━━ EXTRAIT ━━
Le Centre Spirite Lyonnais Allan Kardec


Nous ne saurions trop insister sur une question capitale : celle de l'identité des Esprits qui se communiquent au cours des expériences. Cette identité, établie de la manière la plus précise, sera la meilleure réponse aux contempteurs du spiritisme et à tous ceux qui cherchent à expliquer les phénomènes par d'autres causes que celle de l'intervention des défunts.

Voici plusieurs faits qui nous paraissent caractéristiques et appuyés sur des témoignages importants.

Le premier, rapporté par Myers dans son ouvrage sur la Conscience subliminale, concerne une personne bien connue de l'auteur, M. Brown, dont il garantit la parfaite sincérité.

Un nègre, d'origine cafre, vint en visite chez M. Brown un jour qu'il faisait des expériences spirites avec sa famille.

Le visiteur introduit, on demanda s'il y avait de ses compatriotes défunts voulant entrer en communication avec lui.

Aussitôt, la jeune fille de la maison, qui ne connaissait pas un mot de cafre, écrivit plusieurs noms en cette langue. Lus au nègre, ils provoquèrent chez lui une vive stupeur. Puis vint un message en langue cafre dont il comprit tout à fait la lecture, à l'exception d'un mot inconnu de M. Brown. En vain celui-ci le prononçait de diverses manières, le visiteur n'en saisissait pas le sens. Tout à coup, le médium écrivit : « Fais claquer ta langue. » Alors M. Brown se rappela soudain le claquement particulier de la langue qui accompagne l'articulation de la lettre t chez les Cafres, et il se fit comprendre immédiatement.

Les Cafres ignorant l'art d'écrire, M. Brown s'étonnait de recevoir un message écrit. Il lui fut répondu que ce message avait été dicté, à la demande des amis du nègre, par un de ses amis européens qui, de son vivant, parlait couramment cette langue.

L'Africain semblait terrifié à la pensée que des morts étaient là, invisibles.

Le second cas est relatif à l'apparition d'un Esprit, nommé Nephentés, dans une séance tenue à Christiania, chez le professeur E., avec Mme d'Espérance comme médium. L'Esprit donna le moulage de sa main dans la paraffine. Ce modèle en creux, porté chez un professionnel pour qu'il en fît le relief, excita sa stupéfaction et celle de ses ouvriers : ils comprenaient bien qu'une main humaine n'avait pu le produire, parce qu'elle l'aurait brisé en se retirant, et déclarèrent que c'était une oeuvre de sorcellerie.
━━━
━━ EXTRAITS DE DONNÉES ━━
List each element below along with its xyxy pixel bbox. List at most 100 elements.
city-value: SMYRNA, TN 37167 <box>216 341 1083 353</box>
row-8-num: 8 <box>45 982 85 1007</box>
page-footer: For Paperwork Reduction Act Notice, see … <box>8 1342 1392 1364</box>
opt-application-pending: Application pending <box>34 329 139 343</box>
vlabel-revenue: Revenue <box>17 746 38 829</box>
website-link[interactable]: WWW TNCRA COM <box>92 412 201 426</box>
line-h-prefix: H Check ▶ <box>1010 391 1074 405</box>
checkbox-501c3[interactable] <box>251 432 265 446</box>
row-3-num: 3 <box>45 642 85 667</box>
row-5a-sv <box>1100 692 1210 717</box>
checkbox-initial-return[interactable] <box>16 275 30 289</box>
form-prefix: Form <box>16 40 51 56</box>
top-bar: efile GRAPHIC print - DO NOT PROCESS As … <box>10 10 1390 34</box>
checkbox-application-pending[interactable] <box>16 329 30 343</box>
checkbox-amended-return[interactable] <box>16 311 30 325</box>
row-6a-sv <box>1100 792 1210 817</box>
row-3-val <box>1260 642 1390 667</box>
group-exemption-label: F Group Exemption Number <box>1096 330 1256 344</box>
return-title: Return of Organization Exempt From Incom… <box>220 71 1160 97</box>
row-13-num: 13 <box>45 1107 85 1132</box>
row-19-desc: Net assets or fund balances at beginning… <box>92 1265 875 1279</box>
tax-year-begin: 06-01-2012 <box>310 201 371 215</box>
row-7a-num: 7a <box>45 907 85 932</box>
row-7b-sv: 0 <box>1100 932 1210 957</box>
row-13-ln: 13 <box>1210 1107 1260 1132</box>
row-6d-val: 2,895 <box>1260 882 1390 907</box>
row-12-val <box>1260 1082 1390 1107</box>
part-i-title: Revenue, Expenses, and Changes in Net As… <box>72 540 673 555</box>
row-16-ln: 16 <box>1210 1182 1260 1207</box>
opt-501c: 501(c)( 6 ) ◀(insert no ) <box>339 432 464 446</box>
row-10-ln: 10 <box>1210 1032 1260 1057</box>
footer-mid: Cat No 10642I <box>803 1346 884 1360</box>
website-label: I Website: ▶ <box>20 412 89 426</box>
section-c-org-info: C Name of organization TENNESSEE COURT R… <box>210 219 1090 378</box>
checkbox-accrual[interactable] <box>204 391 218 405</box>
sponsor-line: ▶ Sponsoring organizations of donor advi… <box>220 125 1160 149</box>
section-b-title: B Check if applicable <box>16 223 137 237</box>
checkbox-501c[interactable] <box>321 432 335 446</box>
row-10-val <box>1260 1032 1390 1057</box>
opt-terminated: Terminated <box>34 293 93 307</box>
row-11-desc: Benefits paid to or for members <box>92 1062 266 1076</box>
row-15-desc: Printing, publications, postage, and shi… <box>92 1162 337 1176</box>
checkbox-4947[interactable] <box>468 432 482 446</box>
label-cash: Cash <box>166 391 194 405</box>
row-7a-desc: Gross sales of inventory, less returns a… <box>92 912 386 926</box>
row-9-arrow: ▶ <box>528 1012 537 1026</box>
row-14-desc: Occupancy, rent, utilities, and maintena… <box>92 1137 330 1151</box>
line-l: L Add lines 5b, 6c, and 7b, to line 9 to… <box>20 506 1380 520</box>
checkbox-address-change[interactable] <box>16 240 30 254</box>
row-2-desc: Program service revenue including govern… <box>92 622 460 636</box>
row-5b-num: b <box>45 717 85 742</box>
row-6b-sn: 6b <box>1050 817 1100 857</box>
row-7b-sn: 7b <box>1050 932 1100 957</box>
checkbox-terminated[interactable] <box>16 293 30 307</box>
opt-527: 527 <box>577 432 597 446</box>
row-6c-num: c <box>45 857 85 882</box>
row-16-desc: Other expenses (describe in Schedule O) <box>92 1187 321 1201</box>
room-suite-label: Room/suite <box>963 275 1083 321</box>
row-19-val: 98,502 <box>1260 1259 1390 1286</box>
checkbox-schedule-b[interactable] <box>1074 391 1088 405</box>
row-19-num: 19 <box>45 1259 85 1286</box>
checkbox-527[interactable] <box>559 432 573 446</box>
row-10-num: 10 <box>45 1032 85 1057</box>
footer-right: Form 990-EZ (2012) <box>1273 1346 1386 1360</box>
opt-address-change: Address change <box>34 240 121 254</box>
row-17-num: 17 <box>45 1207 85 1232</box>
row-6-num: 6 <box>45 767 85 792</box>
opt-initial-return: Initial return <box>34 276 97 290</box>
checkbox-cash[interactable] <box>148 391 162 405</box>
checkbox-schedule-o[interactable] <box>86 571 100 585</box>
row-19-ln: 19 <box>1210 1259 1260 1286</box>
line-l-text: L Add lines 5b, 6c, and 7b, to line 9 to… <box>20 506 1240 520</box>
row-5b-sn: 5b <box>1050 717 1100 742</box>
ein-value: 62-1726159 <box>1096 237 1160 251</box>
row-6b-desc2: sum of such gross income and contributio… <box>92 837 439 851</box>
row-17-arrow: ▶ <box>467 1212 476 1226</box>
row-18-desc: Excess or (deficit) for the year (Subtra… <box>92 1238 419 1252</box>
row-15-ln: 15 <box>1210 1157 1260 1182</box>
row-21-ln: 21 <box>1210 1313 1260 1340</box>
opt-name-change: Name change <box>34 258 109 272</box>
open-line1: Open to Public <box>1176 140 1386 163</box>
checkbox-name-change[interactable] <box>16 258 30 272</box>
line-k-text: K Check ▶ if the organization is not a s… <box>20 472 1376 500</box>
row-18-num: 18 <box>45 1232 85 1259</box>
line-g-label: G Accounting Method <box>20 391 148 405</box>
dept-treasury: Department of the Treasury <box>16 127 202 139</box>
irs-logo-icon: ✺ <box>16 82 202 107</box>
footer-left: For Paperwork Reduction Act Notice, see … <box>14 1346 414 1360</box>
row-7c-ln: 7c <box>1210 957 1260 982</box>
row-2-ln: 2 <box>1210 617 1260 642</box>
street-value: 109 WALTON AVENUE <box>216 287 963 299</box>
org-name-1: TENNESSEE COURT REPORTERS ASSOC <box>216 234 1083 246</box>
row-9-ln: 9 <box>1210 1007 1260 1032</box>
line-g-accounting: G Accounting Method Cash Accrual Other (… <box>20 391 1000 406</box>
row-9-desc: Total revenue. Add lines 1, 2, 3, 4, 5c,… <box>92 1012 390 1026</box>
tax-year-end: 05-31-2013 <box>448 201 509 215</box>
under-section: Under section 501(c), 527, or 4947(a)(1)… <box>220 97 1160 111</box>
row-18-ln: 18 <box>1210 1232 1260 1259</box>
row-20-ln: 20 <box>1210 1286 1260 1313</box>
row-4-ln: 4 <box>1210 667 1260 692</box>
━━━
CONSIGNES:
1/ Relevez tous les noms propres qui désignent une personne ou un Esprit dans la partie de l'extrait qui commence à « Voici plusieurs faits ».
2/ Transcrivez le passage de l'extrait allant de « Les Cafres ignorant » à « oeuvre de sorcellerie. ».

RÉPONSES PAR CONSIGNE:
1/
- Myers
- M. Brown
- Nephentés
- le professeur E.
- Mme d'Espérance

2/
Les Cafres ignorant l'art d'écrire, M. Brown s'étonnait de recevoir un message écrit. Il lui fut répondu que ce message avait été dicté, à la demande des amis du nègre, par un de ses amis européens qui, de son vivant, parlait couramment cette langue.

L'Africain semblait terrifié à la pensée que des morts étaient là, invisibles.

Le second cas est relatif à l'apparition d'un Esprit, nommé Nephentés, dans une séance tenue à Christiania, chez le professeur E., avec Mme d'Espérance comme médium. L'Esprit donna le moulage de sa main dans la paraffine. Ce modèle en creux, porté chez un professionnel pour qu'il en fît le relief, excita sa stupéfaction et celle de ses ouvriers : ils comprenaient bien qu'une main humaine n'avait pu le produire, parce qu'elle l'aurait brisé en se retirant, et déclarèrent que c'était une oeuvre de sorcellerie.